▶ TEXT PROVIDED:

● ● ●

Jul 3

9:30 am

## Modeling Heterogeneity Within and Between Arrays

### Bailey Fosdick

General Exam

University of Washington - Statistics

Data that can be represented in the form of an array is present in many of the social and biological sciences. In this talk we address two statistical problems concerning these data. The first problem is modeling the heterogeneity along the dimensions of an array. Previously developed models are either non-stochastic and difficult to interpret, or require a large number of parameters prohibiting likelihood based inference for some arrays. We propose a model called Kronecker structured factor analysis, where each array dimension has a covariance matrix that is specified to be unstructured, have factor analytic structure, or equal the identity. A likelihood ratio testing procedure is provided to guide specification of the covariance structure for each dimension. We demonstrate the use of this model with data from the Human Mortality Database.

The second statistical problem we consider is how to relate matrices that share repeated dimensions, or index sets. We discuss this problem in the context of relating a social network to nodal attributes. A test of association between the network and nodal attributes is formulated and a joint model is proposed. This model extends the model in Hoff (2009) to incorporate joint dependence between the network and node variables. Invariances present in the model are addressed via a simplified parameterization of the network effects. We apply this model to high school friendship networks from the National Longitudinal Study of Adolescent Health and investigate the relationship between the network and behavioral characteristics such as drinking, smoking, and grade point average.

● ● ●

▶ DATA UNDER STUDY:
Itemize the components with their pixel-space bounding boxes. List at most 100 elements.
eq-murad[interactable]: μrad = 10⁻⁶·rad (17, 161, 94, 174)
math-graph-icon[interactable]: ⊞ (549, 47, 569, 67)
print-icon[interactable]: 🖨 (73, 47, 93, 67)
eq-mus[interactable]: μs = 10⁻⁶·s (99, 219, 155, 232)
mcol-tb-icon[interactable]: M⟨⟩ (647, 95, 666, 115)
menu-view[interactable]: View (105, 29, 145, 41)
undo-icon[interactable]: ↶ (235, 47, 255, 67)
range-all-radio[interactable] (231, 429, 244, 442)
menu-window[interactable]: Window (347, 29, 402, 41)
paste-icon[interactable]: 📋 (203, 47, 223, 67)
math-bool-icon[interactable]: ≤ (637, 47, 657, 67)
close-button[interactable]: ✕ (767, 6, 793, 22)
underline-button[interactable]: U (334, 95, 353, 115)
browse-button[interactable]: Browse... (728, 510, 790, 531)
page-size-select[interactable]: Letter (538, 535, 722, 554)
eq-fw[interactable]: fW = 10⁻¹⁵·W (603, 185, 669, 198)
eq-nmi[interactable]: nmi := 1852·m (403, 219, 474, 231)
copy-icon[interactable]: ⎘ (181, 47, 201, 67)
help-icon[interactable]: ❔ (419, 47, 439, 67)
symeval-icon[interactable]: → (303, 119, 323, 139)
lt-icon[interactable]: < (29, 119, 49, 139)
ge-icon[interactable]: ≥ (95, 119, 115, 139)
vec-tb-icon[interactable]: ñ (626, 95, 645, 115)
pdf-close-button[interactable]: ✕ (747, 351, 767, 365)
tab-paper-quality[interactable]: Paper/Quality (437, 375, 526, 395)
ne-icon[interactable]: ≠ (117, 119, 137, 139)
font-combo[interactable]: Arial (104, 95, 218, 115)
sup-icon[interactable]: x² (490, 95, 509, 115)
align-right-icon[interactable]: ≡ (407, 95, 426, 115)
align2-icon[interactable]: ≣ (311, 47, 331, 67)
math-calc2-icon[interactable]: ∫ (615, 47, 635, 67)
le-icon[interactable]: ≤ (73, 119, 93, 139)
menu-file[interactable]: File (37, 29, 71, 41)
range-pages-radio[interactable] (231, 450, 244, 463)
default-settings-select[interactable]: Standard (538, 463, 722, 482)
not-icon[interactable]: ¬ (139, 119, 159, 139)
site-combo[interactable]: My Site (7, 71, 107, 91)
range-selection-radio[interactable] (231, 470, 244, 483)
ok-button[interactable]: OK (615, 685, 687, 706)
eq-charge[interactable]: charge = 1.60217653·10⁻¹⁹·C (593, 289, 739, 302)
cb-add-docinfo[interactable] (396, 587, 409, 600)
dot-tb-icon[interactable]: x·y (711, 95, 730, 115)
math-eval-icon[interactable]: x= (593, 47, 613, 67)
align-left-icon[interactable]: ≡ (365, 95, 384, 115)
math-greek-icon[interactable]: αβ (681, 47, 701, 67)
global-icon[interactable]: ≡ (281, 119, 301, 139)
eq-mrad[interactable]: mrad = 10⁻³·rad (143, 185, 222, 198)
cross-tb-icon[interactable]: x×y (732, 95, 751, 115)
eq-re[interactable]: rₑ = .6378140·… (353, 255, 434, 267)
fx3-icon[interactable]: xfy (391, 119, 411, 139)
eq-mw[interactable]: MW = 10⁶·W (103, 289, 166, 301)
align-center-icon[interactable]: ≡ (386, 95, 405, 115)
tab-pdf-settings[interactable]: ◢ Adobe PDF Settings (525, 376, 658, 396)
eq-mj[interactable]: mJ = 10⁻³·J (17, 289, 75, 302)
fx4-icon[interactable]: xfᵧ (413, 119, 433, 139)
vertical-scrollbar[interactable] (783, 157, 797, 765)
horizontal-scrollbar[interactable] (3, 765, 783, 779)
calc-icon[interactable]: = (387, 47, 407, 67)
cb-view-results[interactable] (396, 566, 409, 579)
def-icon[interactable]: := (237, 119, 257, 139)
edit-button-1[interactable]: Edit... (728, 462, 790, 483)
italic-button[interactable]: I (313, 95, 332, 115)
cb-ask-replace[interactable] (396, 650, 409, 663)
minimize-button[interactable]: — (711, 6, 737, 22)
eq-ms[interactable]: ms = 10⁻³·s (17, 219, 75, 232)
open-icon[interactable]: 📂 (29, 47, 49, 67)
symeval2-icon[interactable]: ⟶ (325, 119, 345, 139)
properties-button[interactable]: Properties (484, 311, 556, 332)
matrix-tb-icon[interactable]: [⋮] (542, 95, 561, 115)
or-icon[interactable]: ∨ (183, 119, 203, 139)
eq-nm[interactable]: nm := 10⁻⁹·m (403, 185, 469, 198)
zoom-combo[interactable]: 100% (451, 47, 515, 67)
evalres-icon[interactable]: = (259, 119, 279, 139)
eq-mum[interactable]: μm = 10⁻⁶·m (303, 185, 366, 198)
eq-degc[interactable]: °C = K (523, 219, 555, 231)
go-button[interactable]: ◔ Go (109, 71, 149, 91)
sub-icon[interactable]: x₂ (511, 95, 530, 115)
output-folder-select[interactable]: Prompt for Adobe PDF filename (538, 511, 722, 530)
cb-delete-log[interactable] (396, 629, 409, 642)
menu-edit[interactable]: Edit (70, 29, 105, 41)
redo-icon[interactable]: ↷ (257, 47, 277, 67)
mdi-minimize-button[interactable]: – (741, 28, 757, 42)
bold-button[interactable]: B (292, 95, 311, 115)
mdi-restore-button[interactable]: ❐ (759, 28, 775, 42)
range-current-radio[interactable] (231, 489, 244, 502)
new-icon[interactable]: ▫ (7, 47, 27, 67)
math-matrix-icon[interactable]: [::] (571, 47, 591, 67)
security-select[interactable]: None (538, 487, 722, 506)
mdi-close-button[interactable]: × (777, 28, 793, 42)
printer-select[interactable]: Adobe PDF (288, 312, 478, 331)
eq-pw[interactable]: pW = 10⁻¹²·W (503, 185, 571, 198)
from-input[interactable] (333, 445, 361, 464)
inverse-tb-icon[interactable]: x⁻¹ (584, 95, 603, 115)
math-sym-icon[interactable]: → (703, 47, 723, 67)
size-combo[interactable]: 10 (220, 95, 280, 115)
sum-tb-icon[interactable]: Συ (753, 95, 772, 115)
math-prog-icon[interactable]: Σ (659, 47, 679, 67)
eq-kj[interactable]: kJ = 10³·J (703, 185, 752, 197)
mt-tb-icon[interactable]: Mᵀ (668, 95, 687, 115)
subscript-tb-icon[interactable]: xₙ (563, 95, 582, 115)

● ● ●

▶ TASK REQUIREMENTS:
A) In the talk abstract, which database supplies the data used to demonstrate the Kronecker structured factor analysis model?
B) According to the talk abstract, which three options can each array dimension's covariance matrix take in Kronecker structured factor analysis?

▶ RESPONSES:
A) The Human Mortality Database.

B)
- Unstructured
- Factor analytic structure
- Equal to the identity